-- BEGIN --

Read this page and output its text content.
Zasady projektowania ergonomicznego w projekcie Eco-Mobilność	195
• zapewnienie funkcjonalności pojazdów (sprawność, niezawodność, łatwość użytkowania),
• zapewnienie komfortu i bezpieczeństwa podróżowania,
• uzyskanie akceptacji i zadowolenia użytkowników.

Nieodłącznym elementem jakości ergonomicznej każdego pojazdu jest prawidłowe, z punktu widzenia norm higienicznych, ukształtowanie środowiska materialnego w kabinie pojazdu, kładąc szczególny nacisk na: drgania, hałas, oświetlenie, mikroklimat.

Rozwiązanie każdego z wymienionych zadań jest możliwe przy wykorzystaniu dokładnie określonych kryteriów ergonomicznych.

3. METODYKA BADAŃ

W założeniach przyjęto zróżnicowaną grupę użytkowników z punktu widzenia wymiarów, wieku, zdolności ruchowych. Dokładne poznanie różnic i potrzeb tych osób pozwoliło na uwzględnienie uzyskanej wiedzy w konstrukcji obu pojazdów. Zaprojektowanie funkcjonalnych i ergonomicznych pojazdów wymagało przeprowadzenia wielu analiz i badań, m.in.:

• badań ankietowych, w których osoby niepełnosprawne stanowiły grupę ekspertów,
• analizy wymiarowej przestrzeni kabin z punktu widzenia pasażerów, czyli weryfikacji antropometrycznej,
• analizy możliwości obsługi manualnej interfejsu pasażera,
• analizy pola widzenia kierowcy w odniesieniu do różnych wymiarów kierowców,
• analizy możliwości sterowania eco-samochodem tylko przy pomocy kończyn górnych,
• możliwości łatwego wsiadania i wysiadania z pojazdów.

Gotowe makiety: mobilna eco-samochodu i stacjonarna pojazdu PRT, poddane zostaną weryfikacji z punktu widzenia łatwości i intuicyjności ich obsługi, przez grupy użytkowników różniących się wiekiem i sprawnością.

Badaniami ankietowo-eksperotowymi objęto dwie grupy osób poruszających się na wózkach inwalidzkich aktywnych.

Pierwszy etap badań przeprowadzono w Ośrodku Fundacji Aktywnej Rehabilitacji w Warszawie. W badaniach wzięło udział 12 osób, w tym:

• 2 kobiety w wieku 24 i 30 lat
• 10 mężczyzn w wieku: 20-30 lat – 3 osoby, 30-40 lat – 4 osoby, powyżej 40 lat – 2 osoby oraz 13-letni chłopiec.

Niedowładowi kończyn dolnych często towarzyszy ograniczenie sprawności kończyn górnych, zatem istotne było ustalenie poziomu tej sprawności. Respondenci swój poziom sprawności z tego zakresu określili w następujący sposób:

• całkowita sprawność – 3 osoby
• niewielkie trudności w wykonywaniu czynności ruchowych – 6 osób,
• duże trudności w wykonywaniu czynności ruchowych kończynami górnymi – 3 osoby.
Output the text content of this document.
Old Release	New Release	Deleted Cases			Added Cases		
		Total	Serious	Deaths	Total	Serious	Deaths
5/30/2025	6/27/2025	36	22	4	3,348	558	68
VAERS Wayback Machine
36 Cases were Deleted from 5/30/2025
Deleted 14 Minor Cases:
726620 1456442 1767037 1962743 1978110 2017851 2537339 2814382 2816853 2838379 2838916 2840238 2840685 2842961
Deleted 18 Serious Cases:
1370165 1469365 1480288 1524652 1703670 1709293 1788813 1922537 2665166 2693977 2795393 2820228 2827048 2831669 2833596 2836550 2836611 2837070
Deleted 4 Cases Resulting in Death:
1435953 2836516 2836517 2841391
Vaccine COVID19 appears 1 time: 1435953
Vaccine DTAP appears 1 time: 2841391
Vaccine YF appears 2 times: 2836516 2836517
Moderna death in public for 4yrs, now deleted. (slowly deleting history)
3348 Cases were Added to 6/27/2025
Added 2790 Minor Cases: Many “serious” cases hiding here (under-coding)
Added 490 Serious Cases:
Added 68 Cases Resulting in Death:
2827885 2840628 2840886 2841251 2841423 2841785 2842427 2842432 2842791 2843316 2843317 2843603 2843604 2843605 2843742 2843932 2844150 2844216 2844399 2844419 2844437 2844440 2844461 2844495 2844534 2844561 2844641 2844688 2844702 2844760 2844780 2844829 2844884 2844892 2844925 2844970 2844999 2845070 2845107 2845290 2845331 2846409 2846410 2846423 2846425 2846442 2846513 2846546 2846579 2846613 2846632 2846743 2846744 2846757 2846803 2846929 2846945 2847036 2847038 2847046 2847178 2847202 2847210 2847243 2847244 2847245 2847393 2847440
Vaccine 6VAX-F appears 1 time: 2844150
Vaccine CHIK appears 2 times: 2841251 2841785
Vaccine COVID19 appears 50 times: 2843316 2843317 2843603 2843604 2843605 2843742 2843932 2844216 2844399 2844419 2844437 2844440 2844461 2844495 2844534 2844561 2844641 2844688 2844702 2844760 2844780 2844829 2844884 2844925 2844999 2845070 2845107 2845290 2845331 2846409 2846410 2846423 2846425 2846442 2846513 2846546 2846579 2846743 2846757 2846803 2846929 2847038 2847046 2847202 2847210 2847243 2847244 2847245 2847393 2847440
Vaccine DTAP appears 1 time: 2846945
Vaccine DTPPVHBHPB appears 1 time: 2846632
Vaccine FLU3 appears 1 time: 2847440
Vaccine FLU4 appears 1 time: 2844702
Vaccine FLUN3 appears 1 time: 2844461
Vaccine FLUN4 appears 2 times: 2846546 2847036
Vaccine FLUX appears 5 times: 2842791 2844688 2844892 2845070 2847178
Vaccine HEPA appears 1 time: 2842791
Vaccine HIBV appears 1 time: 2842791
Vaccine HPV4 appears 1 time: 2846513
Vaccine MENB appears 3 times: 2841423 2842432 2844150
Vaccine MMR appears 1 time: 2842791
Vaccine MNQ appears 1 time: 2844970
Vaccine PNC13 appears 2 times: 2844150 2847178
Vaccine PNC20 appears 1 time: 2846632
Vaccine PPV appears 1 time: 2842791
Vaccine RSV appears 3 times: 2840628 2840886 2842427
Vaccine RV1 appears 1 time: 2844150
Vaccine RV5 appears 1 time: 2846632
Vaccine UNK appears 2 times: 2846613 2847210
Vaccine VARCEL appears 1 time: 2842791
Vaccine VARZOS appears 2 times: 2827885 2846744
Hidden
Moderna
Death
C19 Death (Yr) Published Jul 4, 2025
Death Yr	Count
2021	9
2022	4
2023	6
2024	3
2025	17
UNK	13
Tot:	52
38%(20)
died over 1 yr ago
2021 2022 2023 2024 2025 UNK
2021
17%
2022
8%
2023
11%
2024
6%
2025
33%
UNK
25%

-- END --

# Written problem
Find every line in the entries that includes the word "Minor", then state how many there are and nothing else.

# Correct result
2